- Exercise prompt -
Wherever a line below holds the word "kelas", copy that line.
-- BEGIN Data shown --
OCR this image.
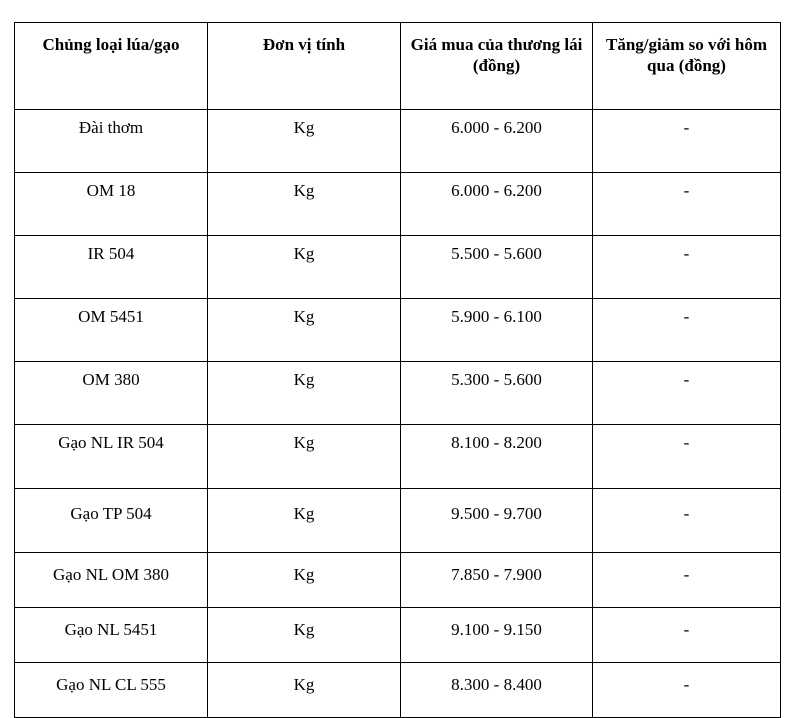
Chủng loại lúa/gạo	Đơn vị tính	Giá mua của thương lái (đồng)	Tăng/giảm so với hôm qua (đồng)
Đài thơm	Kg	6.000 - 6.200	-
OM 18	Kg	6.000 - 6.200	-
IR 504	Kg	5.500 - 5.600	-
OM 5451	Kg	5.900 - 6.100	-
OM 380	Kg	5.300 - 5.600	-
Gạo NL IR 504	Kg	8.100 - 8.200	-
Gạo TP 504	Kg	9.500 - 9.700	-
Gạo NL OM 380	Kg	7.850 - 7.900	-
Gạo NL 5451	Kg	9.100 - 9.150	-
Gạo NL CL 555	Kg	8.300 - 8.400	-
-- END Data shown --
-- BEGIN Data shown --
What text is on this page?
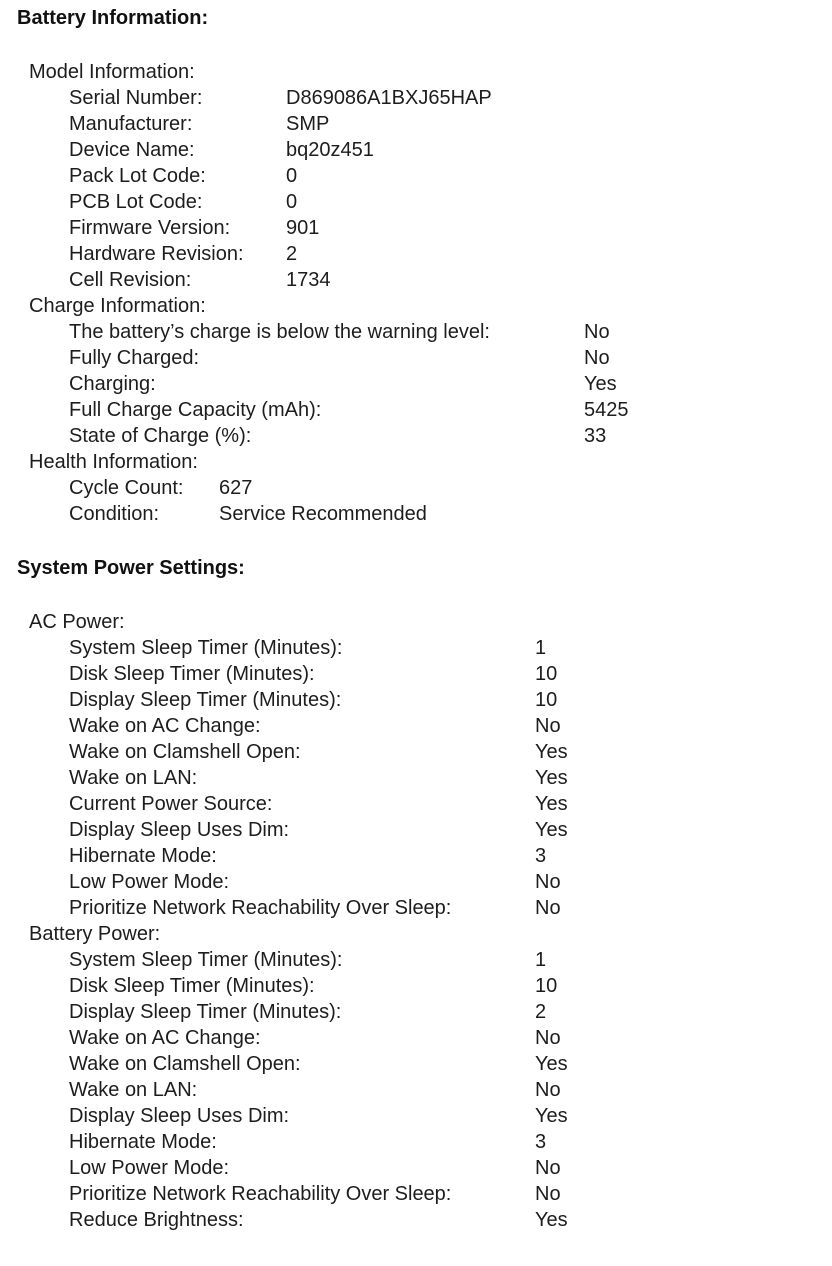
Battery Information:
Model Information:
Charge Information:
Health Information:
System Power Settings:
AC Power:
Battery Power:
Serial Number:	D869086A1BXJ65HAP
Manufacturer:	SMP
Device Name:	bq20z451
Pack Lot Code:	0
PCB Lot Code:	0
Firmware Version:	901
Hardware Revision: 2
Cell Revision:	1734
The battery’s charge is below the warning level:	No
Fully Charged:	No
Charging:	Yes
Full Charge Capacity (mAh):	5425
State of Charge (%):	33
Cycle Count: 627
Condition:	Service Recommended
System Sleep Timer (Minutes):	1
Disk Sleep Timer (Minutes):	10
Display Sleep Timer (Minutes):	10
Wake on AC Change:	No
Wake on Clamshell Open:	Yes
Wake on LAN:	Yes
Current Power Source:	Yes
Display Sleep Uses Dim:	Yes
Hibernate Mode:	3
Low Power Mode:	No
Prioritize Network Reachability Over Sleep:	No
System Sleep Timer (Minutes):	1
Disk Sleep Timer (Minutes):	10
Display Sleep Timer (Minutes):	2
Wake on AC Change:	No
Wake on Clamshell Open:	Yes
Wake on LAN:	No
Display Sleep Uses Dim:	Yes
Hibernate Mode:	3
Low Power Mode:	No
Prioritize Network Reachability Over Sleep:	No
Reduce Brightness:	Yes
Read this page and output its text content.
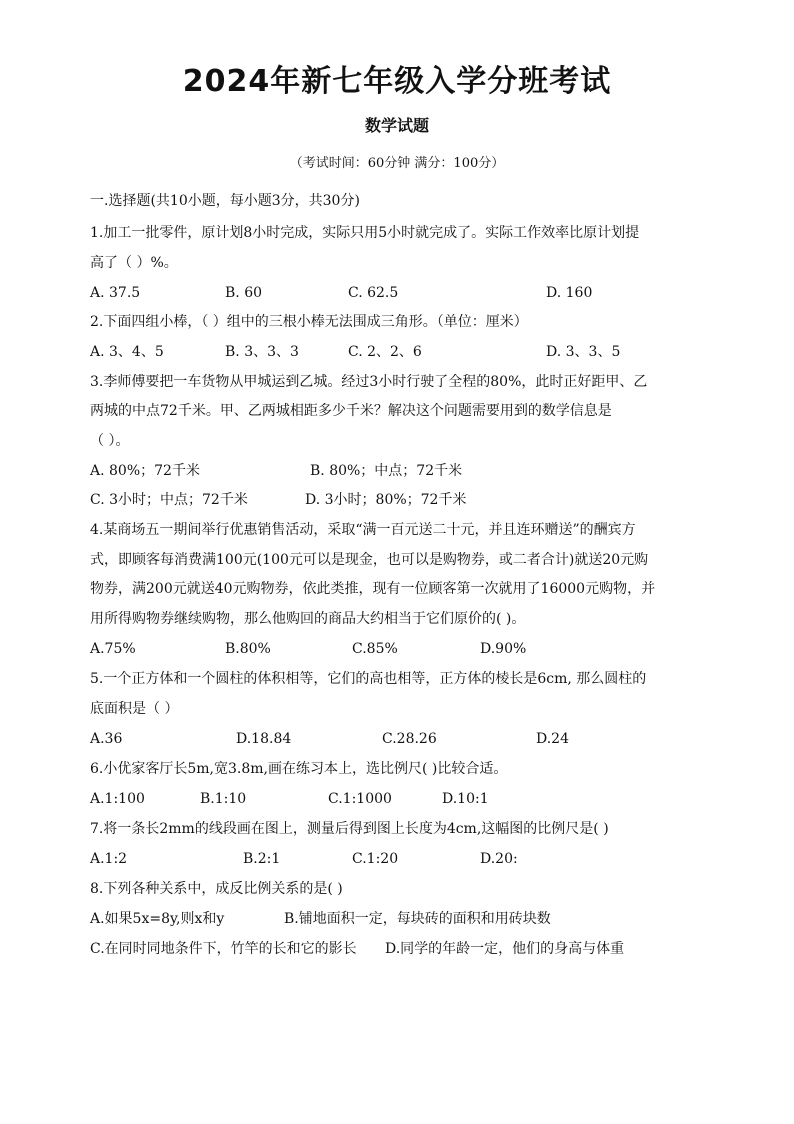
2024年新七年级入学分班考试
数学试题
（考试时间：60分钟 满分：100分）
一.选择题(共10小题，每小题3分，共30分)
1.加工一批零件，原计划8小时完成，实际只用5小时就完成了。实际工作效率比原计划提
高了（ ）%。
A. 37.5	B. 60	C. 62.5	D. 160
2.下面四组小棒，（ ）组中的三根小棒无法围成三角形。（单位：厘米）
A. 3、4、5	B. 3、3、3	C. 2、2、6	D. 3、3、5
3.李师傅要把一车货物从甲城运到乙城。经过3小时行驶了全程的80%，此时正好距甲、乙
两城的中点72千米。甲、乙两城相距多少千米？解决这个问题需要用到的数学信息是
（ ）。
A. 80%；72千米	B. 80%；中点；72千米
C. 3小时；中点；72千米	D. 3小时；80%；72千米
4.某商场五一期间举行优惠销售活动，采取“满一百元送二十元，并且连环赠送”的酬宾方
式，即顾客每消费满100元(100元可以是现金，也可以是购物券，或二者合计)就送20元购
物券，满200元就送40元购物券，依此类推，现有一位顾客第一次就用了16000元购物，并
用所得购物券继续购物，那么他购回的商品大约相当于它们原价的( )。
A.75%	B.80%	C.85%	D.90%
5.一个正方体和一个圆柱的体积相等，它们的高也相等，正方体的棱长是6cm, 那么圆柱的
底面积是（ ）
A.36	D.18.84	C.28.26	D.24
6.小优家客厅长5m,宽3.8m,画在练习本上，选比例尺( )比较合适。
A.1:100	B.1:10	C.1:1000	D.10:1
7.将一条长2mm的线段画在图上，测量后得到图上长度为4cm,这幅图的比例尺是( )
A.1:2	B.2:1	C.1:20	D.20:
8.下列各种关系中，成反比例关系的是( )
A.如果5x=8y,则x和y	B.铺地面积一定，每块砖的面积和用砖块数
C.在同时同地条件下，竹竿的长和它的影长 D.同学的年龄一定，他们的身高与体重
-- END Data shown --
-- BEGIN Data shown --
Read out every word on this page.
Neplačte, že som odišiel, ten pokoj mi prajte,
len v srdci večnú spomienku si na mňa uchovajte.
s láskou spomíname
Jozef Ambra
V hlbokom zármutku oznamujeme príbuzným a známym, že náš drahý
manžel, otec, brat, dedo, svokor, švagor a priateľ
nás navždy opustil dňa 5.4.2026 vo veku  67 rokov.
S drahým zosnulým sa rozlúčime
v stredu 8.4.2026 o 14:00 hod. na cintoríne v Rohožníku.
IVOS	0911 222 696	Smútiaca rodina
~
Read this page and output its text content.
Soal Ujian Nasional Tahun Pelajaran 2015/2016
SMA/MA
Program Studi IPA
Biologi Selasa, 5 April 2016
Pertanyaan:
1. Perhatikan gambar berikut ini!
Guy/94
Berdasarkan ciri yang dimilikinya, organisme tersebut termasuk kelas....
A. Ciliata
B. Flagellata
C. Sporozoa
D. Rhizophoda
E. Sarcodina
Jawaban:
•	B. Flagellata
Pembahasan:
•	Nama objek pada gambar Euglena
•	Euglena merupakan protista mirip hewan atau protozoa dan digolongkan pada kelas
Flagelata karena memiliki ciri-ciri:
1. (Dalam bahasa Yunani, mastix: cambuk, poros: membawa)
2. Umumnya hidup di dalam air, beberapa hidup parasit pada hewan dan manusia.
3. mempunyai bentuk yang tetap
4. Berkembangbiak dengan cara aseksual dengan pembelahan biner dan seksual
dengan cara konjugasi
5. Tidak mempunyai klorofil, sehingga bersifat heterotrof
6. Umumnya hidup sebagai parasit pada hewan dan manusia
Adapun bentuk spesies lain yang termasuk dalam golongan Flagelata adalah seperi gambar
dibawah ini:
-- END Data shown --
- Expected output -
Berdasarkan ciri yang dimilikinya, organisme tersebut termasuk kelas....
•	Euglena merupakan protista mirip hewan atau protozoa dan digolongkan pada kelas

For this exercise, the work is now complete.